━━━━━ Provided records

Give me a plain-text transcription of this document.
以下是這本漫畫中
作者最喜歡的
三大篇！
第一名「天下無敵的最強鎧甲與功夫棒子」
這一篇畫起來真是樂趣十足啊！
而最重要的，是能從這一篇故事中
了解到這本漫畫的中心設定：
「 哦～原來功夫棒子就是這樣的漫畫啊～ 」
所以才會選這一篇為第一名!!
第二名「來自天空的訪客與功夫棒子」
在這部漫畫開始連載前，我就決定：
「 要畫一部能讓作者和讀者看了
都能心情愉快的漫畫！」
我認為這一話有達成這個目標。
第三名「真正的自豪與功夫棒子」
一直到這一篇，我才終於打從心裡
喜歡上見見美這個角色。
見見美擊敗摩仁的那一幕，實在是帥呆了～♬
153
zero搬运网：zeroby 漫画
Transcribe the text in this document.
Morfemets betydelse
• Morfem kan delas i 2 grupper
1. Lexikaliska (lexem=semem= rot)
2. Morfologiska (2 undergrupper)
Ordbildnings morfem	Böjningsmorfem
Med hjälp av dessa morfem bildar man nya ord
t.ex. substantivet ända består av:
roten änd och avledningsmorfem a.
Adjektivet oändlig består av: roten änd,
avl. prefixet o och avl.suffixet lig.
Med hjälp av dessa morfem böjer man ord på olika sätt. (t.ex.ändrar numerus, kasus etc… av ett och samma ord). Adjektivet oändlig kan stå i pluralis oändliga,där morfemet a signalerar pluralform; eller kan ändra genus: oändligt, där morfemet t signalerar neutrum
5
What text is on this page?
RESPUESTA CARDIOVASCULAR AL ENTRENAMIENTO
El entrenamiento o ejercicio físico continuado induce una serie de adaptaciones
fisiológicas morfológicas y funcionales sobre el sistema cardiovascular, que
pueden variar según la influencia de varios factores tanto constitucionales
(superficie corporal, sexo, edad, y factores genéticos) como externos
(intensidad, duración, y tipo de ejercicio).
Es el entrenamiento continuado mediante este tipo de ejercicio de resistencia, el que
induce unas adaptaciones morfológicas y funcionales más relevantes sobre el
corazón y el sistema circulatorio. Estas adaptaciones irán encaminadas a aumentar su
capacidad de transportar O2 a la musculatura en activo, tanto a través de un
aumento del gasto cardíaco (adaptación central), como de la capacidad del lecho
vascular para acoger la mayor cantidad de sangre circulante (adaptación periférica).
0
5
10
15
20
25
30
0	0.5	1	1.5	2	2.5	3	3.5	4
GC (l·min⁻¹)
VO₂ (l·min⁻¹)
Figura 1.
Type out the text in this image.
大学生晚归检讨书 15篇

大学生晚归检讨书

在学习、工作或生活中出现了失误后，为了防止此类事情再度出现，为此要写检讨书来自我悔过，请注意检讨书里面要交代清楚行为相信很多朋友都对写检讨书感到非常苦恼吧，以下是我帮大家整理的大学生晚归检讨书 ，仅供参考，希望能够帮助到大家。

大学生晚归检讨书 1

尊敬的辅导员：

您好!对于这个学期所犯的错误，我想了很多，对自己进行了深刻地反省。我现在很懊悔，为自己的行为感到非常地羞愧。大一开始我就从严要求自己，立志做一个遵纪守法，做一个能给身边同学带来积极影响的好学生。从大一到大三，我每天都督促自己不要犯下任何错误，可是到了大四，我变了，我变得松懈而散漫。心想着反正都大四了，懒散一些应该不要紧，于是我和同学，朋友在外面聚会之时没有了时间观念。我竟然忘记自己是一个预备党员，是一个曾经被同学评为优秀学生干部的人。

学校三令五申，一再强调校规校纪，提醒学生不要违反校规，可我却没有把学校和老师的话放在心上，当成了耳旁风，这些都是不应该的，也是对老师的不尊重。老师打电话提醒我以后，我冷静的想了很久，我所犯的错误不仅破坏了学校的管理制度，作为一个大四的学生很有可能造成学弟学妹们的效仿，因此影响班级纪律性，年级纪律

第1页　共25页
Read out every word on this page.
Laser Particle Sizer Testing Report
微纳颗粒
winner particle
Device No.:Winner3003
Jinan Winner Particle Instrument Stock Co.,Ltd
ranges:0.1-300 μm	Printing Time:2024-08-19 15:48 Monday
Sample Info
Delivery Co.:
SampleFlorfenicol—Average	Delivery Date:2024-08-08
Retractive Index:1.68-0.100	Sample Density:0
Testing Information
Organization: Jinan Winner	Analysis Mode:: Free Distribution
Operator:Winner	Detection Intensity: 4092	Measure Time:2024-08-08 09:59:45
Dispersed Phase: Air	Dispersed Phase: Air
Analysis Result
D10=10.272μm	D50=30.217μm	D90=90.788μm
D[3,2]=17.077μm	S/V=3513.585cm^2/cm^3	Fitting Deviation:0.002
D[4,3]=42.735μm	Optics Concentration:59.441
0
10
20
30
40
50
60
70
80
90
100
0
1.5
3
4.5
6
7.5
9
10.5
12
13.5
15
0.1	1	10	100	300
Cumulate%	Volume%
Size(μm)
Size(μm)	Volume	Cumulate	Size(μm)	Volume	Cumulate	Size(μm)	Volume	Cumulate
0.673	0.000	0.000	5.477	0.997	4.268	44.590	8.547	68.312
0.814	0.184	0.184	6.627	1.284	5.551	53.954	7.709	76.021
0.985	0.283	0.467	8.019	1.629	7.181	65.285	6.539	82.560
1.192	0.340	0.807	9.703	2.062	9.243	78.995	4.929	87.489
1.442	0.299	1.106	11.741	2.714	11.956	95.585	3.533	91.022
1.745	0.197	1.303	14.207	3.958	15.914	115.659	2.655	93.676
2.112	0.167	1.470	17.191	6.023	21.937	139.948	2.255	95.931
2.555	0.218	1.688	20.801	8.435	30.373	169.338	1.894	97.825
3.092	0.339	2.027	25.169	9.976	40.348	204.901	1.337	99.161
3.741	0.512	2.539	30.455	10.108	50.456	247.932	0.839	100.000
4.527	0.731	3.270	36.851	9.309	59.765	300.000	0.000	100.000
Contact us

━━━━━━━━━━

▶ _Given problem_: Reproduce the material verbatim, line by line.

▶ _Exercise solution_:
Give me a plain-text transcription of this document.
以下是這本漫畫中
作者最喜歡的
三大篇！
第一名「天下無敵的最強鎧甲與功夫棒子」
這一篇畫起來真是樂趣十足啊！
而最重要的，是能從這一篇故事中
了解到這本漫畫的中心設定：
「 哦～原來功夫棒子就是這樣的漫畫啊～ 」
所以才會選這一篇為第一名!!
第二名「來自天空的訪客與功夫棒子」
在這部漫畫開始連載前，我就決定：
「 要畫一部能讓作者和讀者看了
都能心情愉快的漫畫！」
我認為這一話有達成這個目標。
第三名「真正的自豪與功夫棒子」
一直到這一篇，我才終於打從心裡
喜歡上見見美這個角色。
見見美擊敗摩仁的那一幕，實在是帥呆了～♬
153
zero搬运网：zeroby 漫画
Transcribe the text in this document.
Morfemets betydelse
• Morfem kan delas i 2 grupper
1. Lexikaliska (lexem=semem= rot)
2. Morfologiska (2 undergrupper)
Ordbildnings morfem	Böjningsmorfem
Med hjälp av dessa morfem bildar man nya ord
t.ex. substantivet ända består av:
roten änd och avledningsmorfem a.
Adjektivet oändlig består av: roten änd,
avl. prefixet o och avl.suffixet lig.
Med hjälp av dessa morfem böjer man ord på olika sätt. (t.ex.ändrar numerus, kasus etc… av ett och samma ord). Adjektivet oändlig kan stå i pluralis oändliga,där morfemet a signalerar pluralform; eller kan ändra genus: oändligt, där morfemet t signalerar neutrum
5
What text is on this page?
RESPUESTA CARDIOVASCULAR AL ENTRENAMIENTO
El entrenamiento o ejercicio físico continuado induce una serie de adaptaciones
fisiológicas morfológicas y funcionales sobre el sistema cardiovascular, que
pueden variar según la influencia de varios factores tanto constitucionales
(superficie corporal, sexo, edad, y factores genéticos) como externos
(intensidad, duración, y tipo de ejercicio).
Es el entrenamiento continuado mediante este tipo de ejercicio de resistencia, el que
induce unas adaptaciones morfológicas y funcionales más relevantes sobre el
corazón y el sistema circulatorio. Estas adaptaciones irán encaminadas a aumentar su
capacidad de transportar O2 a la musculatura en activo, tanto a través de un
aumento del gasto cardíaco (adaptación central), como de la capacidad del lecho
vascular para acoger la mayor cantidad de sangre circulante (adaptación periférica).
0
5
10
15
20
25
30
0	0.5	1	1.5	2	2.5	3	3.5	4
GC (l·min⁻¹)
VO₂ (l·min⁻¹)
Figura 1.
Type out the text in this image.
大学生晚归检讨书 15篇

大学生晚归检讨书

在学习、工作或生活中出现了失误后，为了防止此类事情再度出现，为此要写检讨书来自我悔过，请注意检讨书里面要交代清楚行为相信很多朋友都对写检讨书感到非常苦恼吧，以下是我帮大家整理的大学生晚归检讨书 ，仅供参考，希望能够帮助到大家。

大学生晚归检讨书 1

尊敬的辅导员：

您好!对于这个学期所犯的错误，我想了很多，对自己进行了深刻地反省。我现在很懊悔，为自己的行为感到非常地羞愧。大一开始我就从严要求自己，立志做一个遵纪守法，做一个能给身边同学带来积极影响的好学生。从大一到大三，我每天都督促自己不要犯下任何错误，可是到了大四，我变了，我变得松懈而散漫。心想着反正都大四了，懒散一些应该不要紧，于是我和同学，朋友在外面聚会之时没有了时间观念。我竟然忘记自己是一个预备党员，是一个曾经被同学评为优秀学生干部的人。

学校三令五申，一再强调校规校纪，提醒学生不要违反校规，可我却没有把学校和老师的话放在心上，当成了耳旁风，这些都是不应该的，也是对老师的不尊重。老师打电话提醒我以后，我冷静的想了很久，我所犯的错误不仅破坏了学校的管理制度，作为一个大四的学生很有可能造成学弟学妹们的效仿，因此影响班级纪律性，年级纪律

第1页　共25页
Read out every word on this page.
Laser Particle Sizer Testing Report
微纳颗粒
winner particle
Device No.:Winner3003
Jinan Winner Particle Instrument Stock Co.,Ltd
ranges:0.1-300 μm	Printing Time:2024-08-19 15:48 Monday
Sample Info
Delivery Co.:
SampleFlorfenicol—Average	Delivery Date:2024-08-08
Retractive Index:1.68-0.100	Sample Density:0
Testing Information
Organization: Jinan Winner	Analysis Mode:: Free Distribution
Operator:Winner	Detection Intensity: 4092	Measure Time:2024-08-08 09:59:45
Dispersed Phase: Air	Dispersed Phase: Air
Analysis Result
D10=10.272μm	D50=30.217μm	D90=90.788μm
D[3,2]=17.077μm	S/V=3513.585cm^2/cm^3	Fitting Deviation:0.002
D[4,3]=42.735μm	Optics Concentration:59.441
0
10
20
30
40
50
60
70
80
90
100
0
1.5
3
4.5
6
7.5
9
10.5
12
13.5
15
0.1	1	10	100	300
Cumulate%	Volume%
Size(μm)
Size(μm)	Volume	Cumulate	Size(μm)	Volume	Cumulate	Size(μm)	Volume	Cumulate
0.673	0.000	0.000	5.477	0.997	4.268	44.590	8.547	68.312
0.814	0.184	0.184	6.627	1.284	5.551	53.954	7.709	76.021
0.985	0.283	0.467	8.019	1.629	7.181	65.285	6.539	82.560
1.192	0.340	0.807	9.703	2.062	9.243	78.995	4.929	87.489
1.442	0.299	1.106	11.741	2.714	11.956	95.585	3.533	91.022
1.745	0.197	1.303	14.207	3.958	15.914	115.659	2.655	93.676
2.112	0.167	1.470	17.191	6.023	21.937	139.948	2.255	95.931
2.555	0.218	1.688	20.801	8.435	30.373	169.338	1.894	97.825
3.092	0.339	2.027	25.169	9.976	40.348	204.901	1.337	99.161
3.741	0.512	2.539	30.455	10.108	50.456	247.932	0.839	100.000
4.527	0.731	3.270	36.851	9.309	59.765	300.000	0.000	100.000
Contact us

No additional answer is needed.